═════ DATA SUPPLIED
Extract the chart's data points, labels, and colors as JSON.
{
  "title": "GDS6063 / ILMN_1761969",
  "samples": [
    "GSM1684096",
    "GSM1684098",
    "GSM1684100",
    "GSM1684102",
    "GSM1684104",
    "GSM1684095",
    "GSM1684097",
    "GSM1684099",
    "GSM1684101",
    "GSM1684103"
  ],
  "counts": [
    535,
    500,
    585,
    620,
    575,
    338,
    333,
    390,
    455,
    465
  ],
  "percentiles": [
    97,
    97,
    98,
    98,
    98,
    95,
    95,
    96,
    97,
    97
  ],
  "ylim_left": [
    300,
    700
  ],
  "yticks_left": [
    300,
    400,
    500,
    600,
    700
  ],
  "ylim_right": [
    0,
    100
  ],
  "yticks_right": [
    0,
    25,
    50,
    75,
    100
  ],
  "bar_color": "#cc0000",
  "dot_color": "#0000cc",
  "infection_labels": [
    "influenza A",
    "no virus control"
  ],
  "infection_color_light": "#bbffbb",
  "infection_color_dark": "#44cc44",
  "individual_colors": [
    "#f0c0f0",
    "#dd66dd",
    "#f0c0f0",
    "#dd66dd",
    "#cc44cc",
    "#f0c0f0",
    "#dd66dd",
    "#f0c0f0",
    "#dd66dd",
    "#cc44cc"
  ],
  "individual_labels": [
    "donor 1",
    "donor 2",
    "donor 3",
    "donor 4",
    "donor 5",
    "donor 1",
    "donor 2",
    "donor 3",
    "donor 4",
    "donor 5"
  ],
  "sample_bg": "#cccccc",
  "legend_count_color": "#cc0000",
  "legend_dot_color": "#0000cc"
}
══════════
TASK OBJECTIVE>
Return all of the data above, keeping every line exactly as it appears.

SOLUTION TO THIS PROBLEM>
Extract the chart's data points, labels, and colors as JSON.
{
  "title": "GDS6063 / ILMN_1761969",
  "samples": [
    "GSM1684096",
    "GSM1684098",
    "GSM1684100",
    "GSM1684102",
    "GSM1684104",
    "GSM1684095",
    "GSM1684097",
    "GSM1684099",
    "GSM1684101",
    "GSM1684103"
  ],
  "counts": [
    535,
    500,
    585,
    620,
    575,
    338,
    333,
    390,
    455,
    465
  ],
  "percentiles": [
    97,
    97,
    98,
    98,
    98,
    95,
    95,
    96,
    97,
    97
  ],
  "ylim_left": [
    300,
    700
  ],
  "yticks_left": [
    300,
    400,
    500,
    600,
    700
  ],
  "ylim_right": [
    0,
    100
  ],
  "yticks_right": [
    0,
    25,
    50,
    75,
    100
  ],
  "bar_color": "#cc0000",
  "dot_color": "#0000cc",
  "infection_labels": [
    "influenza A",
    "no virus control"
  ],
  "infection_color_light": "#bbffbb",
  "infection_color_dark": "#44cc44",
  "individual_colors": [
    "#f0c0f0",
    "#dd66dd",
    "#f0c0f0",
    "#dd66dd",
    "#cc44cc",
    "#f0c0f0",
    "#dd66dd",
    "#f0c0f0",
    "#dd66dd",
    "#cc44cc"
  ],
  "individual_labels": [
    "donor 1",
    "donor 2",
    "donor 3",
    "donor 4",
    "donor 5",
    "donor 1",
    "donor 2",
    "donor 3",
    "donor 4",
    "donor 5"
  ],
  "sample_bg": "#cccccc",
  "legend_count_color": "#cc0000",
  "legend_dot_color": "#0000cc"
}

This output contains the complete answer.